** Data entries for graphics **
** begin **

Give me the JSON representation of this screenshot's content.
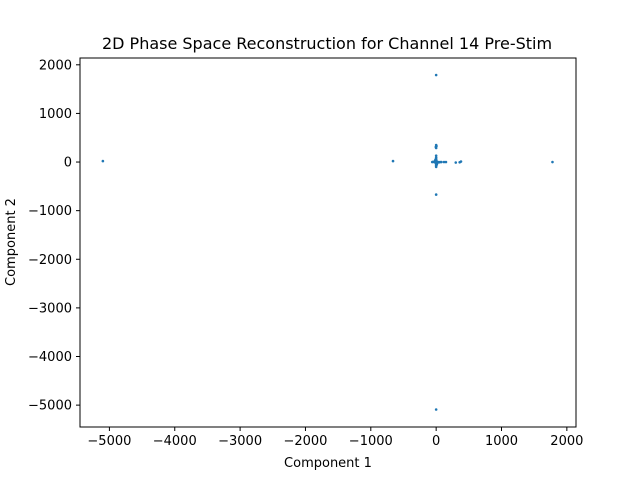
{
  "chart_data": {
    "type": "scatter",
    "title": "2D Phase Space Reconstruction for Channel 14 Pre-Stim",
    "xlabel": "Component 1",
    "ylabel": "Component 2",
    "xlim": [
      -5450,
      2140
    ],
    "ylim": [
      -5450,
      2140
    ],
    "xticks": [
      -5000,
      -4000,
      -3000,
      -2000,
      -1000,
      0,
      1000,
      2000
    ],
    "yticks": [
      -5000,
      -4000,
      -3000,
      -2000,
      -1000,
      0,
      1000,
      2000
    ],
    "xtick_labels": [
      "−5000",
      "−4000",
      "−3000",
      "−2000",
      "−1000",
      "0",
      "1000",
      "2000"
    ],
    "ytick_labels": [
      "−5000",
      "−4000",
      "−3000",
      "−2000",
      "−1000",
      "0",
      "1000",
      "2000"
    ],
    "grid": false,
    "marker_color": "#1f77b4",
    "points": [
      [
        0,
        1790
      ],
      [
        0,
        350
      ],
      [
        5,
        330
      ],
      [
        -5,
        310
      ],
      [
        0,
        290
      ],
      [
        0,
        130
      ],
      [
        0,
        90
      ],
      [
        0,
        60
      ],
      [
        0,
        40
      ],
      [
        0,
        20
      ],
      [
        0,
        0
      ],
      [
        0,
        -20
      ],
      [
        0,
        -40
      ],
      [
        0,
        -60
      ],
      [
        0,
        -80
      ],
      [
        0,
        -100
      ],
      [
        -10,
        50
      ],
      [
        10,
        -50
      ],
      [
        -20,
        10
      ],
      [
        20,
        -10
      ],
      [
        -30,
        0
      ],
      [
        30,
        0
      ],
      [
        -45,
        5
      ],
      [
        45,
        -5
      ],
      [
        60,
        0
      ],
      [
        -60,
        0
      ],
      [
        80,
        0
      ],
      [
        120,
        0
      ],
      [
        150,
        0
      ],
      [
        -15,
        25
      ],
      [
        15,
        -25
      ],
      [
        -8,
        -15
      ],
      [
        8,
        15
      ],
      [
        300,
        -10
      ],
      [
        360,
        -5
      ],
      [
        380,
        10
      ],
      [
        -660,
        20
      ],
      [
        -5100,
        20
      ],
      [
        1780,
        0
      ],
      [
        0,
        -670
      ],
      [
        0,
        -5090
      ]
    ]
  }
}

** end **

Filter the records for lines holding the string "Component". Copy each one.

** Final result **
    "xlabel": "Component 1",
    "ylabel": "Component 2",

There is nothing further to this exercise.